── EXTRACTED ENTRIES

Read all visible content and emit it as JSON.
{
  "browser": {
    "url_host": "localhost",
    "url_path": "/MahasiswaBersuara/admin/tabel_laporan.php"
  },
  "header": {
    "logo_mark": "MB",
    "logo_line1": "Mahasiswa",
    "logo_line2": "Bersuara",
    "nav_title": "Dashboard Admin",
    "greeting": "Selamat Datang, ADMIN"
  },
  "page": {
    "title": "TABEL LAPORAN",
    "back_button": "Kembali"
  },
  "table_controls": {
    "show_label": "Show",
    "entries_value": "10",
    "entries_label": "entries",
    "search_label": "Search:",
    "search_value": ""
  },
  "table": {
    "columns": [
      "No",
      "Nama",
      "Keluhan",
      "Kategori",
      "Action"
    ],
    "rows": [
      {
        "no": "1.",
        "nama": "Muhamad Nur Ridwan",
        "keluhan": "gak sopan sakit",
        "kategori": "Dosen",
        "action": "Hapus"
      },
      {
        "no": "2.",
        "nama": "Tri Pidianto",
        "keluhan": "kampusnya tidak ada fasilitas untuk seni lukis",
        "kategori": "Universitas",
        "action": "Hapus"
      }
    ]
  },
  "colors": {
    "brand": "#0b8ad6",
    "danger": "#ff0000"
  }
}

────

Copy out the data shown above without altering anything.

Read all visible content and emit it as JSON.
{
  "browser": {
    "url_host": "localhost",
    "url_path": "/MahasiswaBersuara/admin/tabel_laporan.php"
  },
  "header": {
    "logo_mark": "MB",
    "logo_line1": "Mahasiswa",
    "logo_line2": "Bersuara",
    "nav_title": "Dashboard Admin",
    "greeting": "Selamat Datang, ADMIN"
  },
  "page": {
    "title": "TABEL LAPORAN",
    "back_button": "Kembali"
  },
  "table_controls": {
    "show_label": "Show",
    "entries_value": "10",
    "entries_label": "entries",
    "search_label": "Search:",
    "search_value": ""
  },
  "table": {
    "columns": [
      "No",
      "Nama",
      "Keluhan",
      "Kategori",
      "Action"
    ],
    "rows": [
      {
        "no": "1.",
        "nama": "Muhamad Nur Ridwan",
        "keluhan": "gak sopan sakit",
        "kategori": "Dosen",
        "action": "Hapus"
      },
      {
        "no": "2.",
        "nama": "Tri Pidianto",
        "keluhan": "kampusnya tidak ada fasilitas untuk seni lukis",
        "kategori": "Universitas",
        "action": "Hapus"
      }
    ]
  },
  "colors": {
    "brand": "#0b8ad6",
    "danger": "#ff0000"
  }
}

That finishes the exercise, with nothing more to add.